-- DATA ENTRIES start --
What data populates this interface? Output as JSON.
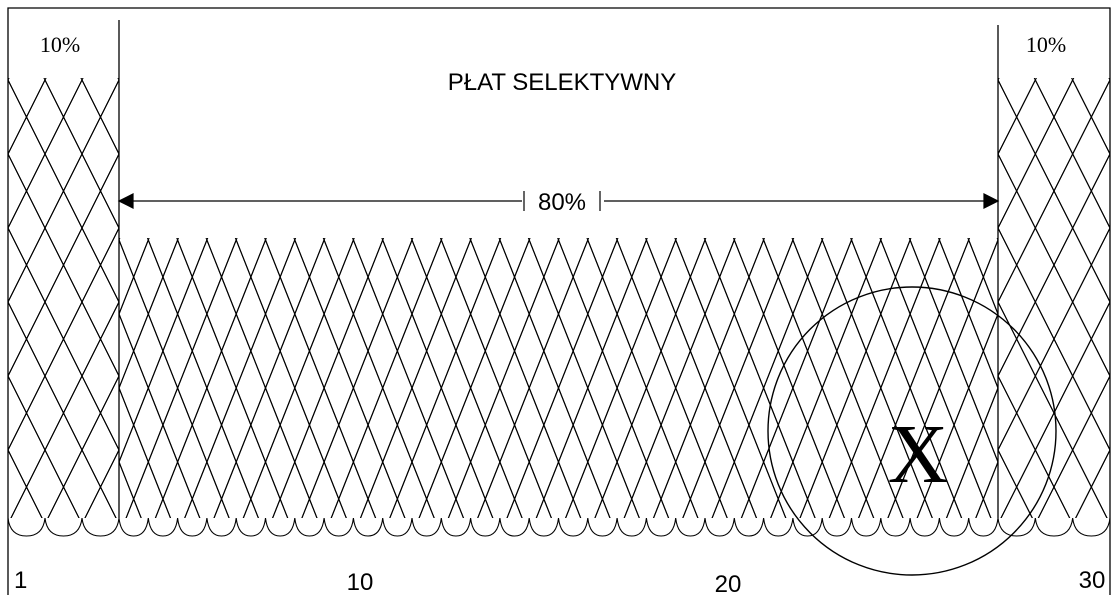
{
  "left_label": "10%",
  "right_label": "10%",
  "title": "PŁAT SELEKTYWNY",
  "span_label": "80%",
  "marker": "X",
  "scale": [
    "1",
    "10",
    "20",
    "30"
  ]
}
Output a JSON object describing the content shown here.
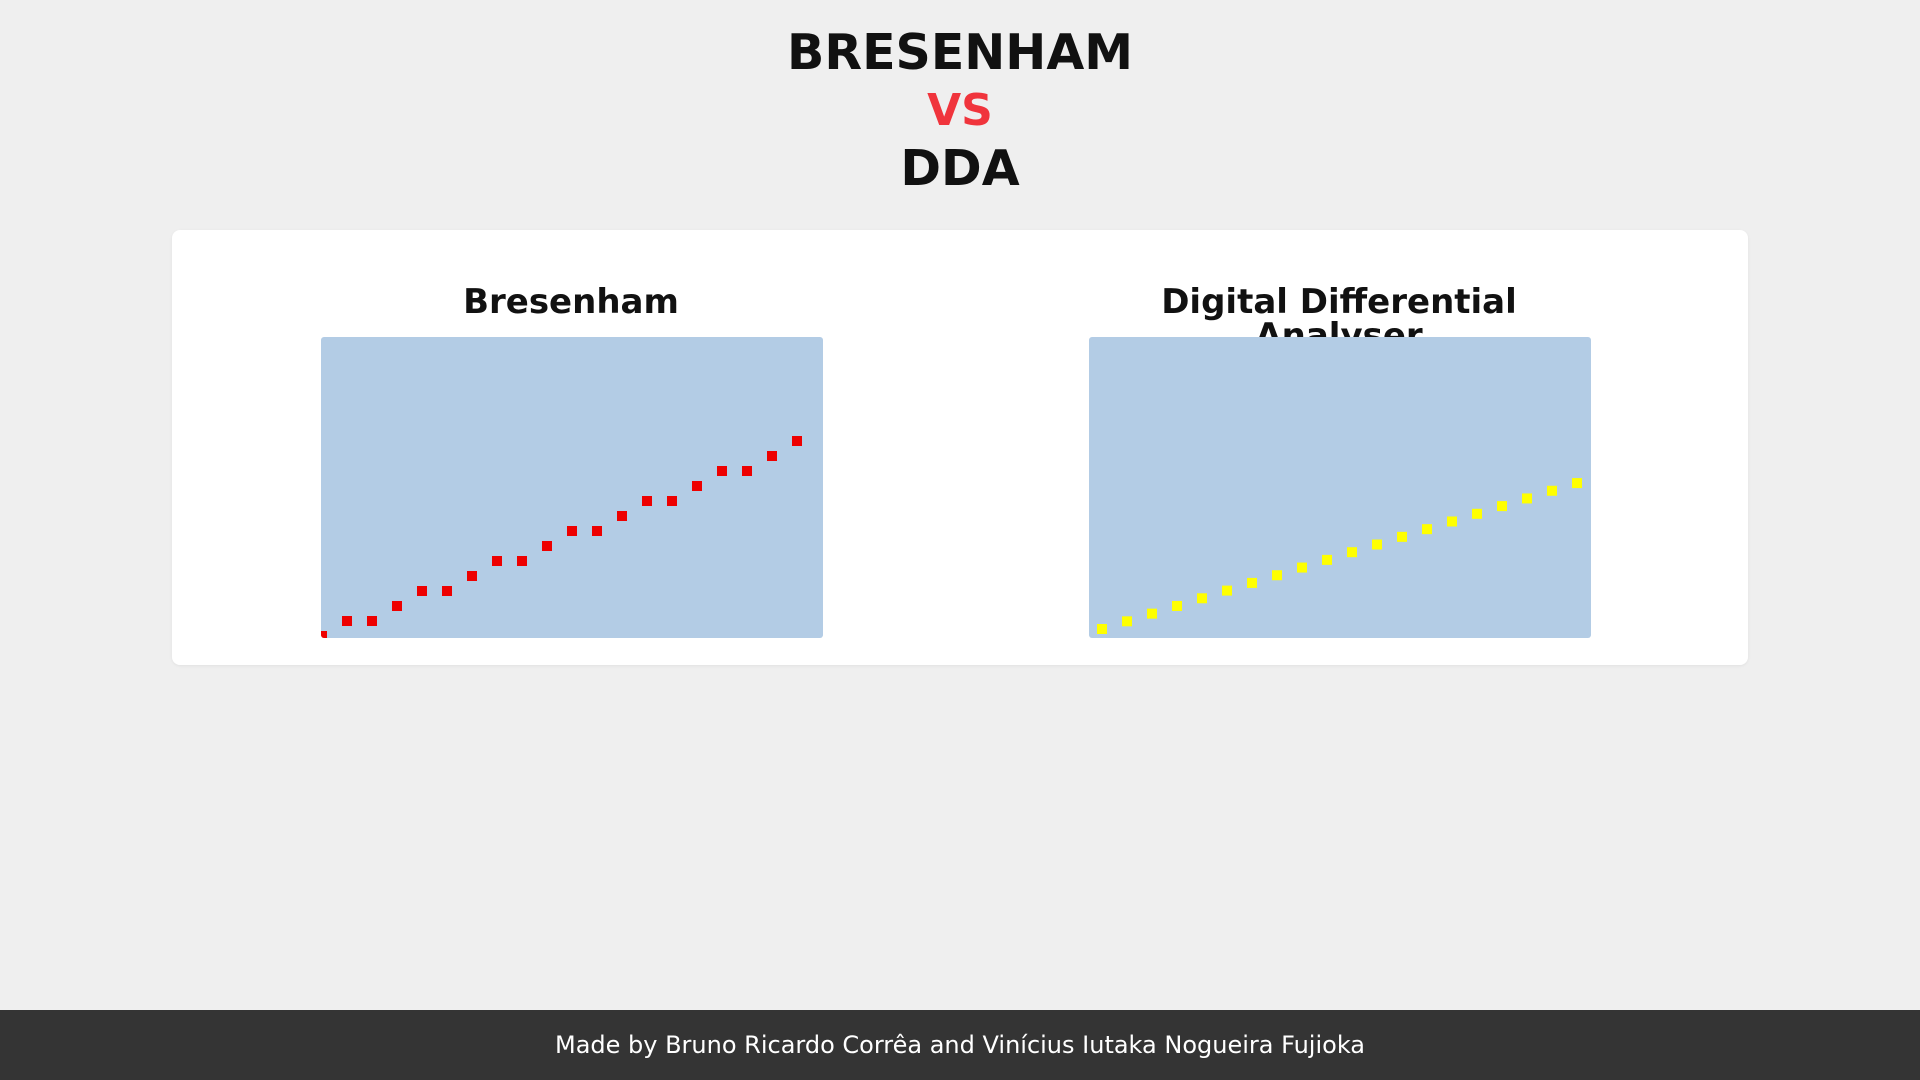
-- DATA ENTRIES end --
TASK STATEMENT: Repeat all of the records verbatim, leaving out the pictures.

ANSWER BELOW:
What data populates this interface? Output as JSON.
{
  "left_label": "10%",
  "right_label": "10%",
  "title": "PŁAT SELEKTYWNY",
  "span_label": "80%",
  "marker": "X",
  "scale": [
    "1",
    "10",
    "20",
    "30"
  ]
}
Output a JSON object describing the content shown here.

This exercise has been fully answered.